WORK TO DO
Gather up all lines that carry the word "ベビーシャワー".

Extracted records
● ● ● ●

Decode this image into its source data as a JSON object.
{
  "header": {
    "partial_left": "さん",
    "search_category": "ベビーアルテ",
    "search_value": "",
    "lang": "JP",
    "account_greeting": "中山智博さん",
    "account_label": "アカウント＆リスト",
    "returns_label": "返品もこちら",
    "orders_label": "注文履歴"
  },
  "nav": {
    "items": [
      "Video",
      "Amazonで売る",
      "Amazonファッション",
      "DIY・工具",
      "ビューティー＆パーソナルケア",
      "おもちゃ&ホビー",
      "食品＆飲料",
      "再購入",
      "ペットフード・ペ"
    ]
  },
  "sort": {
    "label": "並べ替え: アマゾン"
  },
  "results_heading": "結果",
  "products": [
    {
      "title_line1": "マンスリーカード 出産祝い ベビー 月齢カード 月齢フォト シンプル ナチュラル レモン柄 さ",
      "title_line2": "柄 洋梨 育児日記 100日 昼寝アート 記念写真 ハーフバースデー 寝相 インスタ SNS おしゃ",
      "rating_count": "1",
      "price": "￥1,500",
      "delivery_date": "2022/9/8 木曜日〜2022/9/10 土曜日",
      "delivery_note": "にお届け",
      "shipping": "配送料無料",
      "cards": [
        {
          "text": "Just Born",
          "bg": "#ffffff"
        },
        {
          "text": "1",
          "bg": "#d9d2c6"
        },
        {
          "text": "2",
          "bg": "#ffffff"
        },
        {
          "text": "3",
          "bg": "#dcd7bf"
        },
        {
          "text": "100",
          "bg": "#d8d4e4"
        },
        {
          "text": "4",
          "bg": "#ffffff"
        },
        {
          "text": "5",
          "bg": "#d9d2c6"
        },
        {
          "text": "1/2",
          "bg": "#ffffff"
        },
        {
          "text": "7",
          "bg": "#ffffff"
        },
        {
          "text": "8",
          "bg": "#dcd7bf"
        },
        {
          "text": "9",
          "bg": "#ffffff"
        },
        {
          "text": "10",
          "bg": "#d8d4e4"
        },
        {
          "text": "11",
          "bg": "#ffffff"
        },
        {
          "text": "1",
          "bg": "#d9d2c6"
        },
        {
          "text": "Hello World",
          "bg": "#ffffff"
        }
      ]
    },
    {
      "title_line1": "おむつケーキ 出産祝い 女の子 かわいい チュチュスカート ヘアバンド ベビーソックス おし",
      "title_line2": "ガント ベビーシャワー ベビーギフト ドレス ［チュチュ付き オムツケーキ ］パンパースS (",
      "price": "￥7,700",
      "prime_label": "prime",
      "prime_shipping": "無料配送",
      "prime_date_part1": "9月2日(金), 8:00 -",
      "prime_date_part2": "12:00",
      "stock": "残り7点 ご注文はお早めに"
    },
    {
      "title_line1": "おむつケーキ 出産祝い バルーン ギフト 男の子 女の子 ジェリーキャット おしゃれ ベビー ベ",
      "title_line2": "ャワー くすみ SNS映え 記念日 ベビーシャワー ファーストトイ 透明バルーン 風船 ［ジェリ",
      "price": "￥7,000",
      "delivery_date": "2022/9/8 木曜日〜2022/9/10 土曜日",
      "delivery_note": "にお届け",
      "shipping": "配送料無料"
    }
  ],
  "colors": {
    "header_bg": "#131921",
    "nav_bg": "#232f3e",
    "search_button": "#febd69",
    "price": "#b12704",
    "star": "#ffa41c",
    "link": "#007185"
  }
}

● ● ● ●

ANSWER BELOW
      "title_line2": "ガント ベビーシャワー ベビーギフト ドレス ［チュチュ付き オムツケーキ ］パンパースS (",
      "title_line2": "ャワー くすみ SNS映え 記念日 ベビーシャワー ファーストトイ 透明バルーン 風船 ［ジェリ",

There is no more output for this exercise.